Copy all the material that follows, keeping every character the same.

• [Extracted information]
*****
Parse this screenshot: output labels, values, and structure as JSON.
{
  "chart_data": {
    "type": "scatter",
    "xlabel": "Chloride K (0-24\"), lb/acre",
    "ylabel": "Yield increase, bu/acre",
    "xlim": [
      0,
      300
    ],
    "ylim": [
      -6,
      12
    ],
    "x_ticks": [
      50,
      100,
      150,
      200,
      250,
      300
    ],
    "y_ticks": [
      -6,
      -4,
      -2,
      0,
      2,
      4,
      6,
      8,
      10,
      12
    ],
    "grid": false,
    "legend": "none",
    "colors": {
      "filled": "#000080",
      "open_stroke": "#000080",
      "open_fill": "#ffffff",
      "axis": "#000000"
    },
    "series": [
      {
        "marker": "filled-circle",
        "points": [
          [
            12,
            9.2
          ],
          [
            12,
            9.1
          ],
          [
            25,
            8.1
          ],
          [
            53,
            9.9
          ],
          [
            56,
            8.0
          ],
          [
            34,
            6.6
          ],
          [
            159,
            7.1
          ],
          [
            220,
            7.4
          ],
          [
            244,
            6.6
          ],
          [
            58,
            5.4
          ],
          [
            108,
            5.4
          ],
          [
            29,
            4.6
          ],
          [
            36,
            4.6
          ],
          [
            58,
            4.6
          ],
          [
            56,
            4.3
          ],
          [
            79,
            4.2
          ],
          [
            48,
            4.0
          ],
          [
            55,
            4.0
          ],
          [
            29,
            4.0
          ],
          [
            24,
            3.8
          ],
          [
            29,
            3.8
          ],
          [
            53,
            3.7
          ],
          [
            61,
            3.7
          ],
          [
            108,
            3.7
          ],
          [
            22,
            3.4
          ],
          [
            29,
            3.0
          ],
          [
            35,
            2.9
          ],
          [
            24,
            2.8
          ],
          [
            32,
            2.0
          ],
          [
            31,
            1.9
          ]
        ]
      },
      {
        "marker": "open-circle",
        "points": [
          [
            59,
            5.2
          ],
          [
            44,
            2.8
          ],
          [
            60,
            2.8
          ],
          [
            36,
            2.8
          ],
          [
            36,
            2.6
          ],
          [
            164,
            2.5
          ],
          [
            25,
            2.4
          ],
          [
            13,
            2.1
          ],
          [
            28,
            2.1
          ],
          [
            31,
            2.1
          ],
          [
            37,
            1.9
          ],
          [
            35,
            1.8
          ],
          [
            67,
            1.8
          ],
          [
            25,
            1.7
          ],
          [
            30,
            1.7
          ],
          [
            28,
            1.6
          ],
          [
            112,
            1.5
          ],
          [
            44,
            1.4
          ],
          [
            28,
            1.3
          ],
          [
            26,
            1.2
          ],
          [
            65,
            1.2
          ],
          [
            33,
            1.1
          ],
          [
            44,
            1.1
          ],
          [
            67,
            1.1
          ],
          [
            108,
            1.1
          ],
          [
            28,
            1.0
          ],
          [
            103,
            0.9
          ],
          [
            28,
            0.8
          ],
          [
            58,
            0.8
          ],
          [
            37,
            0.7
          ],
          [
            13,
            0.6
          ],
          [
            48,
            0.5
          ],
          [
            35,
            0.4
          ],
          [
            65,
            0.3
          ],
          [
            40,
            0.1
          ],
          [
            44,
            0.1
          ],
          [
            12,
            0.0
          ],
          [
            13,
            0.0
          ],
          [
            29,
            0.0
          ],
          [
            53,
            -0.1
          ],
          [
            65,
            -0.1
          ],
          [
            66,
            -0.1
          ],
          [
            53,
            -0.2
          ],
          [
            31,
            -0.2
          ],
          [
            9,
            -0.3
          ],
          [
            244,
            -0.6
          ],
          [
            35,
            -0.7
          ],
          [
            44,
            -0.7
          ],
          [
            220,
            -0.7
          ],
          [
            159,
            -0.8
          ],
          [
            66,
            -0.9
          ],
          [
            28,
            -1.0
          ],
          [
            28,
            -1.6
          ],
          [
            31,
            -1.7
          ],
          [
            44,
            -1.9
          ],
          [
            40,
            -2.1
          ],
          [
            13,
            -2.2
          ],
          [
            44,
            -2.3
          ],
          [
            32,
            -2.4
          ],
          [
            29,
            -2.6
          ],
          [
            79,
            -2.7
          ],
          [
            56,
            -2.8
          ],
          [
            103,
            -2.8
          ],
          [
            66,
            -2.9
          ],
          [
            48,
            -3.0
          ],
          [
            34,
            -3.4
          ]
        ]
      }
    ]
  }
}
*****
• [Answer below]
Parse this screenshot: output labels, values, and structure as JSON.
{
  "chart_data": {
    "type": "scatter",
    "xlabel": "Chloride K (0-24\"), lb/acre",
    "ylabel": "Yield increase, bu/acre",
    "xlim": [
      0,
      300
    ],
    "ylim": [
      -6,
      12
    ],
    "x_ticks": [
      50,
      100,
      150,
      200,
      250,
      300
    ],
    "y_ticks": [
      -6,
      -4,
      -2,
      0,
      2,
      4,
      6,
      8,
      10,
      12
    ],
    "grid": false,
    "legend": "none",
    "colors": {
      "filled": "#000080",
      "open_stroke": "#000080",
      "open_fill": "#ffffff",
      "axis": "#000000"
    },
    "series": [
      {
        "marker": "filled-circle",
        "points": [
          [
            12,
            9.2
          ],
          [
            12,
            9.1
          ],
          [
            25,
            8.1
          ],
          [
            53,
            9.9
          ],
          [
            56,
            8.0
          ],
          [
            34,
            6.6
          ],
          [
            159,
            7.1
          ],
          [
            220,
            7.4
          ],
          [
            244,
            6.6
          ],
          [
            58,
            5.4
          ],
          [
            108,
            5.4
          ],
          [
            29,
            4.6
          ],
          [
            36,
            4.6
          ],
          [
            58,
            4.6
          ],
          [
            56,
            4.3
          ],
          [
            79,
            4.2
          ],
          [
            48,
            4.0
          ],
          [
            55,
            4.0
          ],
          [
            29,
            4.0
          ],
          [
            24,
            3.8
          ],
          [
            29,
            3.8
          ],
          [
            53,
            3.7
          ],
          [
            61,
            3.7
          ],
          [
            108,
            3.7
          ],
          [
            22,
            3.4
          ],
          [
            29,
            3.0
          ],
          [
            35,
            2.9
          ],
          [
            24,
            2.8
          ],
          [
            32,
            2.0
          ],
          [
            31,
            1.9
          ]
        ]
      },
      {
        "marker": "open-circle",
        "points": [
          [
            59,
            5.2
          ],
          [
            44,
            2.8
          ],
          [
            60,
            2.8
          ],
          [
            36,
            2.8
          ],
          [
            36,
            2.6
          ],
          [
            164,
            2.5
          ],
          [
            25,
            2.4
          ],
          [
            13,
            2.1
          ],
          [
            28,
            2.1
          ],
          [
            31,
            2.1
          ],
          [
            37,
            1.9
          ],
          [
            35,
            1.8
          ],
          [
            67,
            1.8
          ],
          [
            25,
            1.7
          ],
          [
            30,
            1.7
          ],
          [
            28,
            1.6
          ],
          [
            112,
            1.5
          ],
          [
            44,
            1.4
          ],
          [
            28,
            1.3
          ],
          [
            26,
            1.2
          ],
          [
            65,
            1.2
          ],
          [
            33,
            1.1
          ],
          [
            44,
            1.1
          ],
          [
            67,
            1.1
          ],
          [
            108,
            1.1
          ],
          [
            28,
            1.0
          ],
          [
            103,
            0.9
          ],
          [
            28,
            0.8
          ],
          [
            58,
            0.8
          ],
          [
            37,
            0.7
          ],
          [
            13,
            0.6
          ],
          [
            48,
            0.5
          ],
          [
            35,
            0.4
          ],
          [
            65,
            0.3
          ],
          [
            40,
            0.1
          ],
          [
            44,
            0.1
          ],
          [
            12,
            0.0
          ],
          [
            13,
            0.0
          ],
          [
            29,
            0.0
          ],
          [
            53,
            -0.1
          ],
          [
            65,
            -0.1
          ],
          [
            66,
            -0.1
          ],
          [
            53,
            -0.2
          ],
          [
            31,
            -0.2
          ],
          [
            9,
            -0.3
          ],
          [
            244,
            -0.6
          ],
          [
            35,
            -0.7
          ],
          [
            44,
            -0.7
          ],
          [
            220,
            -0.7
          ],
          [
            159,
            -0.8
          ],
          [
            66,
            -0.9
          ],
          [
            28,
            -1.0
          ],
          [
            28,
            -1.6
          ],
          [
            31,
            -1.7
          ],
          [
            44,
            -1.9
          ],
          [
            40,
            -2.1
          ],
          [
            13,
            -2.2
          ],
          [
            44,
            -2.3
          ],
          [
            32,
            -2.4
          ],
          [
            29,
            -2.6
          ],
          [
            79,
            -2.7
          ],
          [
            56,
            -2.8
          ],
          [
            103,
            -2.8
          ],
          [
            66,
            -2.9
          ],
          [
            48,
            -3.0
          ],
          [
            34,
            -3.4
          ]
        ]
      }
    ]
  }
}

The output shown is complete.